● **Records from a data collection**
┌──

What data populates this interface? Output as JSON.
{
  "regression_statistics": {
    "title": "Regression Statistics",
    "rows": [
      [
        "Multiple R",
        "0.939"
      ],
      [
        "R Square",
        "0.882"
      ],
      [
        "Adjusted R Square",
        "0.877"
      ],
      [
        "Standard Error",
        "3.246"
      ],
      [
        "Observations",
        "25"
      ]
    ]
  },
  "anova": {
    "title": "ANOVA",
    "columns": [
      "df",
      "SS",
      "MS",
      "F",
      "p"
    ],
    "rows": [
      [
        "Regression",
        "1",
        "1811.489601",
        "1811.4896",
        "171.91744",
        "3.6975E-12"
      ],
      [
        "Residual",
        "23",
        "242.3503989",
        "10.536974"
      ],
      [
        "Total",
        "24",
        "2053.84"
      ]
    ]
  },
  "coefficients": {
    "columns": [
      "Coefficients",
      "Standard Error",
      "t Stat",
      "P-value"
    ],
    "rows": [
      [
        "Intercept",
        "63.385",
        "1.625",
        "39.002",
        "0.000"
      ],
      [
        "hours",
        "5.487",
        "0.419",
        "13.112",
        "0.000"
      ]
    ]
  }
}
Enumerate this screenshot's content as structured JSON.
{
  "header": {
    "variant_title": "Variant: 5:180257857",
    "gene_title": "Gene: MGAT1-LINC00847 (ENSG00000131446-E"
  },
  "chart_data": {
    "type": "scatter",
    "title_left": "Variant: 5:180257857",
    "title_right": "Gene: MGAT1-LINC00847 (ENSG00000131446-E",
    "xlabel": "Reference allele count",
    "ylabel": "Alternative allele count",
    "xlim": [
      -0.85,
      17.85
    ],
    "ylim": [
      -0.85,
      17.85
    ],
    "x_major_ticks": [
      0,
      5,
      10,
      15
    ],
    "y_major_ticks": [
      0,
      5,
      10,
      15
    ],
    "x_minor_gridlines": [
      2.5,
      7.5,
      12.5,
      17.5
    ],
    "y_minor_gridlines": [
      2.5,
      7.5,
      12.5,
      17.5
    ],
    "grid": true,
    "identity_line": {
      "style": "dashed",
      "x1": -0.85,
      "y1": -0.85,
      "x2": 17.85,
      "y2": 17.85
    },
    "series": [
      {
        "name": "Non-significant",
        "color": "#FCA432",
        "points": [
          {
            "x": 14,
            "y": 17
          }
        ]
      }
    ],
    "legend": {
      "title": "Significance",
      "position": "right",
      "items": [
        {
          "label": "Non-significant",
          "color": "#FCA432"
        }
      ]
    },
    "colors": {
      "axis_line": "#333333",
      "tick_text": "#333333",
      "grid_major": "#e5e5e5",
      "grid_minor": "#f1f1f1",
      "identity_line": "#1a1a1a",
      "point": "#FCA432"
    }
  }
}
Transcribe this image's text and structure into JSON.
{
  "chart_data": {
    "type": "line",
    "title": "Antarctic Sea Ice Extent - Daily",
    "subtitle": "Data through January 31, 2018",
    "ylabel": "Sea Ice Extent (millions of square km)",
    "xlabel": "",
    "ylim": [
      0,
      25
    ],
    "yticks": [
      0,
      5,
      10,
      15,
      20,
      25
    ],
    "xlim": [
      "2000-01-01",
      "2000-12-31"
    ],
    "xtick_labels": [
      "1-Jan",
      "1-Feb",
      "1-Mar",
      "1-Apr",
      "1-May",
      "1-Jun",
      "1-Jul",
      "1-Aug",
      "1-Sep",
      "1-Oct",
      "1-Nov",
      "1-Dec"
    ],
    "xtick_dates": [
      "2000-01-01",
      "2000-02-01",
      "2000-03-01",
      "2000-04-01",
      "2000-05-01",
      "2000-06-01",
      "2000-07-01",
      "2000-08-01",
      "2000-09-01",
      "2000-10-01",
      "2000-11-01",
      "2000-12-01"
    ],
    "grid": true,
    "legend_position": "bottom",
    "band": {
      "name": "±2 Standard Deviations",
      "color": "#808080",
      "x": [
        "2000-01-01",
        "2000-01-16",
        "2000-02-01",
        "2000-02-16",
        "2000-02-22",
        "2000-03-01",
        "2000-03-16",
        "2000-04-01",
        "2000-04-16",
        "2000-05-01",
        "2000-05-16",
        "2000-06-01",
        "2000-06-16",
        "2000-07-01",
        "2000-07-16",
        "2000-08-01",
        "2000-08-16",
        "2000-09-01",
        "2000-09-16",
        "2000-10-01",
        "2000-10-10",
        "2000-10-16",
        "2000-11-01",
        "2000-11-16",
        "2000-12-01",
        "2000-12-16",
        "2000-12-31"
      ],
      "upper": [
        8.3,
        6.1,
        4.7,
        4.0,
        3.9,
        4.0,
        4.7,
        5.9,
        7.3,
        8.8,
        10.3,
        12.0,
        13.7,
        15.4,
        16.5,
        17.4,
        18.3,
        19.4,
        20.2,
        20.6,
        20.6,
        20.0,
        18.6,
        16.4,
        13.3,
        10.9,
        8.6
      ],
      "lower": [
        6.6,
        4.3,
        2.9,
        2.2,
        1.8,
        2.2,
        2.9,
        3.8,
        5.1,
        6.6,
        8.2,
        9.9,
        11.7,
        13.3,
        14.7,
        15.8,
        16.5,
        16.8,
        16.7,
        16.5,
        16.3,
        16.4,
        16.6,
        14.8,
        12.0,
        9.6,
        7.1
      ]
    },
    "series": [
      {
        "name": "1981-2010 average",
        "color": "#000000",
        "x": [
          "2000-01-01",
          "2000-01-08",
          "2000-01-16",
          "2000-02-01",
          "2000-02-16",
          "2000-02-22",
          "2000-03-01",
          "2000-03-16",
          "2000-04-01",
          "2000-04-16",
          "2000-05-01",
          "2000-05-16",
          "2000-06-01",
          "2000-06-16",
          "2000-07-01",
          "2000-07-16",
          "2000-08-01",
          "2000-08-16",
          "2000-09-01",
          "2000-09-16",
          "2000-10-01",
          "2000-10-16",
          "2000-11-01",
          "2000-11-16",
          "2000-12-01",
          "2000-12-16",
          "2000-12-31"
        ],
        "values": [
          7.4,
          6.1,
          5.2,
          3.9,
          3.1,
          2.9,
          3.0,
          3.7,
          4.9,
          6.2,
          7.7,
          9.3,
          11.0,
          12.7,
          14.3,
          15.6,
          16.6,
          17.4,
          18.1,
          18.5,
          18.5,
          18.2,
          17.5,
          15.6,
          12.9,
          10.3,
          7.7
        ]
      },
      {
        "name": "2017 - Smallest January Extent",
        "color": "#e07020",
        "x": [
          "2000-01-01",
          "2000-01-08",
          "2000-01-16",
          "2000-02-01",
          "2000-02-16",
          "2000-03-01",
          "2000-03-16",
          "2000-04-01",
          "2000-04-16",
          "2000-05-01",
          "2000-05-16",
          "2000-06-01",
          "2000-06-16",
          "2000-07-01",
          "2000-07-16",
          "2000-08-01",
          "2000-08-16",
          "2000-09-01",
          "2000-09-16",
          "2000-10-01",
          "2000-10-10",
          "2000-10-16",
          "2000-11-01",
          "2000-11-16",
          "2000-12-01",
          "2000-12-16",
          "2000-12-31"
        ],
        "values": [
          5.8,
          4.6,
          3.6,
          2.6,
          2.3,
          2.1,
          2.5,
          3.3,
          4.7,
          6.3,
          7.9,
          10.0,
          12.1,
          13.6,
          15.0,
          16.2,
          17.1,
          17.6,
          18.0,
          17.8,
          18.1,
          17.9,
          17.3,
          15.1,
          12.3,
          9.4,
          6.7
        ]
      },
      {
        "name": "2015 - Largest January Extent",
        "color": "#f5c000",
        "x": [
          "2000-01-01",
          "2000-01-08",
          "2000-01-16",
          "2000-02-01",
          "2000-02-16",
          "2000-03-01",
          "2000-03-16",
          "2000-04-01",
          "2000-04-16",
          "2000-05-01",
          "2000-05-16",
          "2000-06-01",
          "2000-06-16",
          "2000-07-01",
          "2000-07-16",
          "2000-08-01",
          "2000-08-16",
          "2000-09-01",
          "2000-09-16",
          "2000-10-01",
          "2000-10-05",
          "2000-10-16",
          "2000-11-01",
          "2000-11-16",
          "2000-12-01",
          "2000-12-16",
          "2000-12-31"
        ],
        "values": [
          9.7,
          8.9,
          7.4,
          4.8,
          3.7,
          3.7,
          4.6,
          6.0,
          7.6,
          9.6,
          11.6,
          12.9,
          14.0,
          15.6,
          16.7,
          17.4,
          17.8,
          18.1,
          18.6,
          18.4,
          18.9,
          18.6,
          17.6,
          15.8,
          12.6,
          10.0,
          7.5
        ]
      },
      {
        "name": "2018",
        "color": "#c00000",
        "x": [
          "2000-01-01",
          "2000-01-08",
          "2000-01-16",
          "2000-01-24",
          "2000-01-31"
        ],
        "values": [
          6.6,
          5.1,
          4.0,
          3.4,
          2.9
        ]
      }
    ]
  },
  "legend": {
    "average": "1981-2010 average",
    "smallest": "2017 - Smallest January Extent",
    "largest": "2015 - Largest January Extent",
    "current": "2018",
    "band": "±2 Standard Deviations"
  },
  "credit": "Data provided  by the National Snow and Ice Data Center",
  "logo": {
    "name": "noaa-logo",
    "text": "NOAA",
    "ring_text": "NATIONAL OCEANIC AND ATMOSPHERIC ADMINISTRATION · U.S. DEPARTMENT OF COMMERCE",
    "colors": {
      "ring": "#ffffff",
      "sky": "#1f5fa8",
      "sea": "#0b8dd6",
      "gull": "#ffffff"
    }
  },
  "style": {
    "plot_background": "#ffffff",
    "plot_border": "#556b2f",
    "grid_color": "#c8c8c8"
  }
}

└──

Which lines hold the string "Gene"? List them all.

● **Solution to this exercise**
    "gene_title": "Gene: MGAT1-LINC00847 (ENSG00000131446-E"
    "title_right": "Gene: MGAT1-LINC00847 (ENSG00000131446-E",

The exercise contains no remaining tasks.